[Collected data entries]
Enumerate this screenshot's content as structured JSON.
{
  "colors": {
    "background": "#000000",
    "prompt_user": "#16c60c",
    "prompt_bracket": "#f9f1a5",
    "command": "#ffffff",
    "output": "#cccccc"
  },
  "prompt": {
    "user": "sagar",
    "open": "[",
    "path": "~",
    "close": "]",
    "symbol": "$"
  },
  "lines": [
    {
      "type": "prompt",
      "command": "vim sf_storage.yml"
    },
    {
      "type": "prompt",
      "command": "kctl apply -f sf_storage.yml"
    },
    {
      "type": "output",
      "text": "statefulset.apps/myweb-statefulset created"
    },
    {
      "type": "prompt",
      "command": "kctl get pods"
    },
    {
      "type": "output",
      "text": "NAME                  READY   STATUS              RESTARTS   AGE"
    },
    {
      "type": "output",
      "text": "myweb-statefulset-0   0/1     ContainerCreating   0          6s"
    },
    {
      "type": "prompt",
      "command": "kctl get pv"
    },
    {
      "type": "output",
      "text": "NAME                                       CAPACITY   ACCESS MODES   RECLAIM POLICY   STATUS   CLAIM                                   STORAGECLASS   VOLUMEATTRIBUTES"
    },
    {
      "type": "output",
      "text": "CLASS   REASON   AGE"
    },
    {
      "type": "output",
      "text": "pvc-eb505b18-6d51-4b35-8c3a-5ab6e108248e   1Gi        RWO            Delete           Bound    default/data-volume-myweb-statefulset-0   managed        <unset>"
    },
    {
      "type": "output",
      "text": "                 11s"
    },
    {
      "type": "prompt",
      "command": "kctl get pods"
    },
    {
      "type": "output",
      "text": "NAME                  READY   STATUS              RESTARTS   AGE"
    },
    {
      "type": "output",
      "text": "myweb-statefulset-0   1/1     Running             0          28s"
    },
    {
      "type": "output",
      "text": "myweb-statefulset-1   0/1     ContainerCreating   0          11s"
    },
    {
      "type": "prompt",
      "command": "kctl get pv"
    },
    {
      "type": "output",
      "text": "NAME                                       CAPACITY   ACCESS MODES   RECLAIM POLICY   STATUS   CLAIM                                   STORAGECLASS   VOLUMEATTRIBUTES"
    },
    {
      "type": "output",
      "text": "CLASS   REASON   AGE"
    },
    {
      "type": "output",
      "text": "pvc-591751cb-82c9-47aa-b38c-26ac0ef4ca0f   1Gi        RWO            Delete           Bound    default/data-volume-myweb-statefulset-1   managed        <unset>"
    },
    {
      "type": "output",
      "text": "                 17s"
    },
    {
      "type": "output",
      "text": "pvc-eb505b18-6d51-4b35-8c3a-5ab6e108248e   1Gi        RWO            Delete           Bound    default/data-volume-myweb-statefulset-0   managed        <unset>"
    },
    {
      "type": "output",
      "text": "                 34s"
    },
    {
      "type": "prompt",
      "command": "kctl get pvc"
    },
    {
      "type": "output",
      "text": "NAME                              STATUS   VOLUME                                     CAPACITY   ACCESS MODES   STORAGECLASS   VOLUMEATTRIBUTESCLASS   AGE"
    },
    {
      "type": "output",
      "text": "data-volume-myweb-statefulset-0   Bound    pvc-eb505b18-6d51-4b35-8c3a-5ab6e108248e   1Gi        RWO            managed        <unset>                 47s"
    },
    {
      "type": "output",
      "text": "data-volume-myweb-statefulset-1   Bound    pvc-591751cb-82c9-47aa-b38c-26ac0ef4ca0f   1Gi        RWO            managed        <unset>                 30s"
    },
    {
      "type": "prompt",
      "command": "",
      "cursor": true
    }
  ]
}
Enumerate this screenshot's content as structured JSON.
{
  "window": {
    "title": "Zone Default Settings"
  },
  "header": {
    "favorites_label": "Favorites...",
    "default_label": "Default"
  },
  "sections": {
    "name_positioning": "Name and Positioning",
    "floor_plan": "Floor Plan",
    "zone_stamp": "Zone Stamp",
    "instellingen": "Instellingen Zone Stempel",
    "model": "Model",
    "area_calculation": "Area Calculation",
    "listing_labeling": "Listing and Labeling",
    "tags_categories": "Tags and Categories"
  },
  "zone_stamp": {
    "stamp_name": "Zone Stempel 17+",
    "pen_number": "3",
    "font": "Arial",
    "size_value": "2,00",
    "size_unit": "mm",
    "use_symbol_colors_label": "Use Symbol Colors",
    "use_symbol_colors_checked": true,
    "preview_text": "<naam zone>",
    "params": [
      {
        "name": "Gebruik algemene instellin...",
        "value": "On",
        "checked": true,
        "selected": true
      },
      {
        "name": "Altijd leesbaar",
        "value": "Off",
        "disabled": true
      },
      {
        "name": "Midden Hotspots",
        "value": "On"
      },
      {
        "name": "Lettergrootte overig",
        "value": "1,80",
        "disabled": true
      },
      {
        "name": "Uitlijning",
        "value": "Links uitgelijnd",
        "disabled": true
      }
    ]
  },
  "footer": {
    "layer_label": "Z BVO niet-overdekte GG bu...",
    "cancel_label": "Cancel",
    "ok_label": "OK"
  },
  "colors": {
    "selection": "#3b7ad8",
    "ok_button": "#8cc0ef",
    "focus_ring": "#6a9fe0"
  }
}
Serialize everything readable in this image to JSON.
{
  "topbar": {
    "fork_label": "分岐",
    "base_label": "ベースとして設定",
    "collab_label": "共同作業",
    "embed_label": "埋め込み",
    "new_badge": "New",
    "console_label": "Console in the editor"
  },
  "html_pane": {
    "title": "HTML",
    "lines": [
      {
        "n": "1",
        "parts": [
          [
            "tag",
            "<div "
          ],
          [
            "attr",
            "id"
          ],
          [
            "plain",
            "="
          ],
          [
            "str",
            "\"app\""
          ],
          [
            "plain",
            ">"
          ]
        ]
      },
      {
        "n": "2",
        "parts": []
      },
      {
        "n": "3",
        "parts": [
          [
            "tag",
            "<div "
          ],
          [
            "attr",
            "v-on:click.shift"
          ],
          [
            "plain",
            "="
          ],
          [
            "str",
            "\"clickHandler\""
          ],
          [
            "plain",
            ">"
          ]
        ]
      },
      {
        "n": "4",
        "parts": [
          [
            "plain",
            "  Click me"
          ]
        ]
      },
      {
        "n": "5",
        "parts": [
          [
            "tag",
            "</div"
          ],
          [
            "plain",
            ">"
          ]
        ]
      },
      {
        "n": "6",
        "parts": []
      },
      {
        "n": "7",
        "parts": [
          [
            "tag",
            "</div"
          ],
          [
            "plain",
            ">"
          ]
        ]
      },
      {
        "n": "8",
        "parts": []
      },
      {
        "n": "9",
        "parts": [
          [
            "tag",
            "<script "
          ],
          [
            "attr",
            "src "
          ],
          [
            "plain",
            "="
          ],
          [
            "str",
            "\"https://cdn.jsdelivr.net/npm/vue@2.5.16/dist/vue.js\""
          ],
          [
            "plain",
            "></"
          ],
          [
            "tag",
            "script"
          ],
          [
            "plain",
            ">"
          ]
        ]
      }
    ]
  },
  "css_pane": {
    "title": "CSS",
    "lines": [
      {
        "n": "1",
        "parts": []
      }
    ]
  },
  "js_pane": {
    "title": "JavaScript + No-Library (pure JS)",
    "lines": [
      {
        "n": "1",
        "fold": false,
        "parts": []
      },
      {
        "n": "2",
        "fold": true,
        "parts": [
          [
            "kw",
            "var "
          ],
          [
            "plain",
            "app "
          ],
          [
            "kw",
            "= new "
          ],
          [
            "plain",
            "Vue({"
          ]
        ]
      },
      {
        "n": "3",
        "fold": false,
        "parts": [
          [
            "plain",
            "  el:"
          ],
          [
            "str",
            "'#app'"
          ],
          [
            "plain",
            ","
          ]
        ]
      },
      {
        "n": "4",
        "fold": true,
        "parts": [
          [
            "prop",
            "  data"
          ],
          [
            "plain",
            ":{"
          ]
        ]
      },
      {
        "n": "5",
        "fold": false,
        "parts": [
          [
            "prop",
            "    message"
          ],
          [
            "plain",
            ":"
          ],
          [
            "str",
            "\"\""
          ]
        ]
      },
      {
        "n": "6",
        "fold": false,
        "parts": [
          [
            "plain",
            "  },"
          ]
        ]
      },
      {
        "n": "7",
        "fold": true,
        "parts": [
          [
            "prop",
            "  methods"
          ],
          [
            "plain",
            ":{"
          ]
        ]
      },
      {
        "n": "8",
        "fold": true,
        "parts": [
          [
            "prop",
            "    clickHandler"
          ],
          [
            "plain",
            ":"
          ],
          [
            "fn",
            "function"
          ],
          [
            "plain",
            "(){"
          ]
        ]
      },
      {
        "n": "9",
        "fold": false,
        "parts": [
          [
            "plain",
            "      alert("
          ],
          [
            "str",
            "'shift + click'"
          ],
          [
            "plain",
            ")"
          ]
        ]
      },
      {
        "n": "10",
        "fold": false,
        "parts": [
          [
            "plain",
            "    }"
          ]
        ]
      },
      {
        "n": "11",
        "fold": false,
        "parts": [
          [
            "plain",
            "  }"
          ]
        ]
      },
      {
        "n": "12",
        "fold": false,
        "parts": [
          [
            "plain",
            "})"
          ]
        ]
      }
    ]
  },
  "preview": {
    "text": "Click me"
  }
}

*Short exercise*:
Track down all lines above with the string "myweb" and copy them.

*The solution*:
      "text": "statefulset.apps/myweb-statefulset created"
      "text": "myweb-statefulset-0   0/1     ContainerCreating   0          6s"
      "text": "pvc-eb505b18-6d51-4b35-8c3a-5ab6e108248e   1Gi        RWO            Delete           Bound    default/data-volume-myweb-statefulset-0   managed        <unset>"
      "text": "myweb-statefulset-0   1/1     Running             0          28s"
      "text": "myweb-statefulset-1   0/1     ContainerCreating   0          11s"
      "text": "pvc-591751cb-82c9-47aa-b38c-26ac0ef4ca0f   1Gi        RWO            Delete           Bound    default/data-volume-myweb-statefulset-1   managed        <unset>"
      "text": "pvc-eb505b18-6d51-4b35-8c3a-5ab6e108248e   1Gi        RWO            Delete           Bound    default/data-volume-myweb-statefulset-0   managed        <unset>"
      "text": "data-volume-myweb-statefulset-0   Bound    pvc-eb505b18-6d51-4b35-8c3a-5ab6e108248e   1Gi        RWO            managed        <unset>                 47s"
      "text": "data-volume-myweb-statefulset-1   Bound    pvc-591751cb-82c9-47aa-b38c-26ac0ef4ca0f   1Gi        RWO            managed        <unset>                 30s"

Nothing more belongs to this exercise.